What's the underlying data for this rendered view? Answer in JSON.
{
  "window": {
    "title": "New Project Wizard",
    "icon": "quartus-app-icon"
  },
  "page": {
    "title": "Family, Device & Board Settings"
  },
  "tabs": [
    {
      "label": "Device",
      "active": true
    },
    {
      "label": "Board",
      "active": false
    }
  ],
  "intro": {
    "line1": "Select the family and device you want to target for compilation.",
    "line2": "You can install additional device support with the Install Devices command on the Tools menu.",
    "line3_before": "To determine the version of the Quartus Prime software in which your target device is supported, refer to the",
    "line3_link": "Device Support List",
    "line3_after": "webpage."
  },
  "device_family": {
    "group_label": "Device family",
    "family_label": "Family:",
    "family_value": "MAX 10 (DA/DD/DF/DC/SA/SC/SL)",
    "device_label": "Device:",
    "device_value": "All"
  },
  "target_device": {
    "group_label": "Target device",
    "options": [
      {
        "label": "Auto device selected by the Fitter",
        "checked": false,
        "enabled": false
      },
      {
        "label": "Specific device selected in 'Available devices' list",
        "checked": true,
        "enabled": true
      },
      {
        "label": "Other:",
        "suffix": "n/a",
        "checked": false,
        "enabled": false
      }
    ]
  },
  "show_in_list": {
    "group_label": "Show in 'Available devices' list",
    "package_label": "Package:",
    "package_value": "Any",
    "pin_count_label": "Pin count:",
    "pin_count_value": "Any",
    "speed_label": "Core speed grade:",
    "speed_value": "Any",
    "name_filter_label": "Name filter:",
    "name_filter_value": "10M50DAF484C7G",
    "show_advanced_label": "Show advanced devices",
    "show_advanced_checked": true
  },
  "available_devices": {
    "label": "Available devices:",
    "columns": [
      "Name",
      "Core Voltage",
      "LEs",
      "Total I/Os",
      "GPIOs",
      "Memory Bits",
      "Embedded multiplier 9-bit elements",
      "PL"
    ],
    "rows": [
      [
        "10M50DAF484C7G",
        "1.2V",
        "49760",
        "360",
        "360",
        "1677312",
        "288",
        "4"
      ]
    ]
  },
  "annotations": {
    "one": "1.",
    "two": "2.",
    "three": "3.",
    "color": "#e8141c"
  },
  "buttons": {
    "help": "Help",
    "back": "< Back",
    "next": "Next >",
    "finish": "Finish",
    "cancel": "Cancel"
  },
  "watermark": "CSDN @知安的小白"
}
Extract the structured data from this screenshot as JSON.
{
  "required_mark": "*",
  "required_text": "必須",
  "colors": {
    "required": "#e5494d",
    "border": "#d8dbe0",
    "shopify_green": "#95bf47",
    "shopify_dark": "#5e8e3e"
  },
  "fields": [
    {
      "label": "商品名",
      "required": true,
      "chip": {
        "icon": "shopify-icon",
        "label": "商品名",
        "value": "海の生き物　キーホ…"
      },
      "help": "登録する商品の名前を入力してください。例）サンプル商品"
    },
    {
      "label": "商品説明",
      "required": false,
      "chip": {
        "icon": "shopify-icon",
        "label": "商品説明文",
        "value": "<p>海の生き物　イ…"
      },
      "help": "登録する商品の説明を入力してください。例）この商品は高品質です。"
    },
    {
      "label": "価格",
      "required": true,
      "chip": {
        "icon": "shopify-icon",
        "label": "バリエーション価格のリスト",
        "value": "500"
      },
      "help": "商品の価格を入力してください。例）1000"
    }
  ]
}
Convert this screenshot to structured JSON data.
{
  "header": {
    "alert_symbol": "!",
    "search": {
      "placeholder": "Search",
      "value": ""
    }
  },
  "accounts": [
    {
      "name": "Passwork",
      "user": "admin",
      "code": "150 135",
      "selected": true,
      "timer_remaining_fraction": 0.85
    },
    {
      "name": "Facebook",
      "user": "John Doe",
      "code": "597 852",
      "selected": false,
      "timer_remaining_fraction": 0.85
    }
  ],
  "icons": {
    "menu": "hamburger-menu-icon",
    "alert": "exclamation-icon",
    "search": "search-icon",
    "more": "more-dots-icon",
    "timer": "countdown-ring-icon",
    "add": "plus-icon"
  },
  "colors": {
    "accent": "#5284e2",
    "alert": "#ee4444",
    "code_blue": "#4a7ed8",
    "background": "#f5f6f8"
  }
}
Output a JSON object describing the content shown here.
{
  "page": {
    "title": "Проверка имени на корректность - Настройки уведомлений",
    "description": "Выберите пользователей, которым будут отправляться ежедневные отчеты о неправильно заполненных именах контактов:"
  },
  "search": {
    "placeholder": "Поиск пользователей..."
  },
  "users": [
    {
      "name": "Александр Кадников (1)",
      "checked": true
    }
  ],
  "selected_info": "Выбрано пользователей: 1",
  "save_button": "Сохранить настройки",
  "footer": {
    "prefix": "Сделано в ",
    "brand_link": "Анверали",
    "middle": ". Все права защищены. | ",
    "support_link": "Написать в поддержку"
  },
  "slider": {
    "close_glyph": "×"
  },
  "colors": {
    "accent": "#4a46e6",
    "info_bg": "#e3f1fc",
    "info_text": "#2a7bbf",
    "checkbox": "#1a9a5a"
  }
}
----
REQUIREMENTS: Return all lines containing the word "placeholder".

SOLUTION:
      "placeholder": "Search",
    "placeholder": "Поиск пользователей..."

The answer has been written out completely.